-- MATERIAL TO PROCESS --
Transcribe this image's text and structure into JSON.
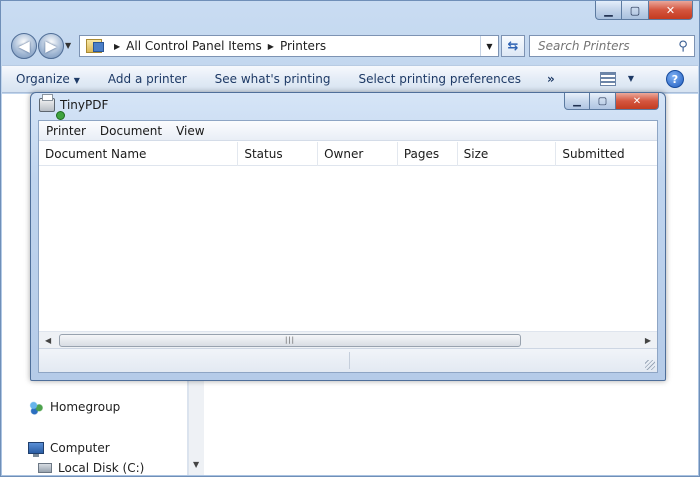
{
  "explorer": {
    "addressbar": {
      "crumbs": [
        "All Control Panel Items",
        "Printers"
      ]
    },
    "search": {
      "placeholder": "Search Printers"
    },
    "commandbar": {
      "organize": "Organize",
      "add_printer": "Add a printer",
      "see_printing": "See what's printing",
      "preferences": "Select printing preferences",
      "more": "»"
    },
    "navpane": {
      "homegroup": "Homegroup",
      "computer": "Computer",
      "local_disk": "Local Disk (C:)"
    }
  },
  "queue": {
    "title": "TinyPDF",
    "menu": [
      "Printer",
      "Document",
      "View"
    ],
    "columns": [
      "Document Name",
      "Status",
      "Owner",
      "Pages",
      "Size",
      "Submitted"
    ],
    "rows": []
  },
  "icons": {
    "back": "back-arrow-icon",
    "forward": "forward-arrow-icon",
    "search": "search-icon",
    "help": "help-icon",
    "printer": "printer-icon"
  },
  "colors": {
    "chrome": "#b6cde8",
    "close_button": "#d4553e",
    "link_text": "#1e3a66"
  }
}
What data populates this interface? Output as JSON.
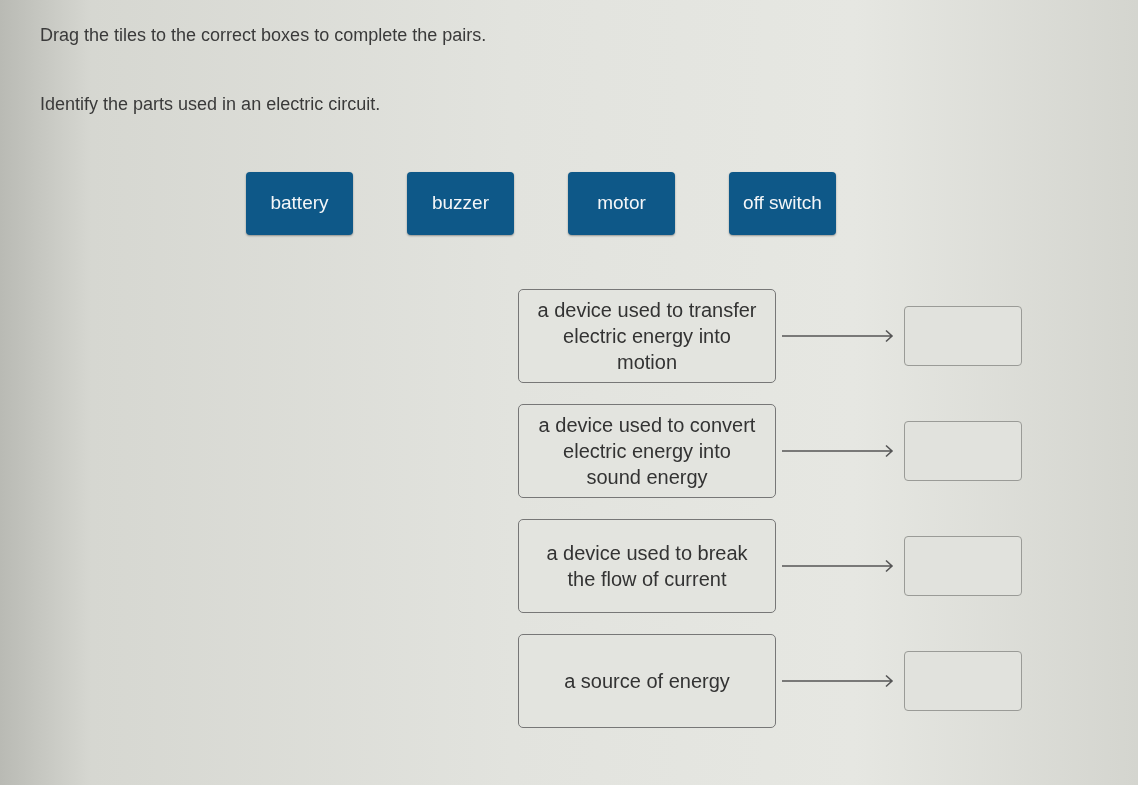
{
  "instructions": [
    "Drag the tiles to the correct boxes to complete the pairs.",
    "Identify the parts used in an electric circuit."
  ],
  "tiles": [
    "battery",
    "buzzer",
    "motor",
    "off switch"
  ],
  "pairs": [
    {
      "description": "a device used to transfer electric energy into motion"
    },
    {
      "description": "a device used to convert electric energy into sound energy"
    },
    {
      "description": "a device used to break the flow of current"
    },
    {
      "description": "a source of energy"
    }
  ]
}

-- STATED PROBLEM --
Write the entries above out in full, exactly, with no images.

-- ANSWER IN FULL --
Transcribe this image's text and structure into JSON.
{
  "explorer": {
    "addressbar": {
      "crumbs": [
        "All Control Panel Items",
        "Printers"
      ]
    },
    "search": {
      "placeholder": "Search Printers"
    },
    "commandbar": {
      "organize": "Organize",
      "add_printer": "Add a printer",
      "see_printing": "See what's printing",
      "preferences": "Select printing preferences",
      "more": "»"
    },
    "navpane": {
      "homegroup": "Homegroup",
      "computer": "Computer",
      "local_disk": "Local Disk (C:)"
    }
  },
  "queue": {
    "title": "TinyPDF",
    "menu": [
      "Printer",
      "Document",
      "View"
    ],
    "columns": [
      "Document Name",
      "Status",
      "Owner",
      "Pages",
      "Size",
      "Submitted"
    ],
    "rows": []
  },
  "icons": {
    "back": "back-arrow-icon",
    "forward": "forward-arrow-icon",
    "search": "search-icon",
    "help": "help-icon",
    "printer": "printer-icon"
  },
  "colors": {
    "chrome": "#b6cde8",
    "close_button": "#d4553e",
    "link_text": "#1e3a66"
  }
}
What data populates this interface? Output as JSON.
{
  "instructions": [
    "Drag the tiles to the correct boxes to complete the pairs.",
    "Identify the parts used in an electric circuit."
  ],
  "tiles": [
    "battery",
    "buzzer",
    "motor",
    "off switch"
  ],
  "pairs": [
    {
      "description": "a device used to transfer electric energy into motion"
    },
    {
      "description": "a device used to convert electric energy into sound energy"
    },
    {
      "description": "a device used to break the flow of current"
    },
    {
      "description": "a source of energy"
    }
  ]
}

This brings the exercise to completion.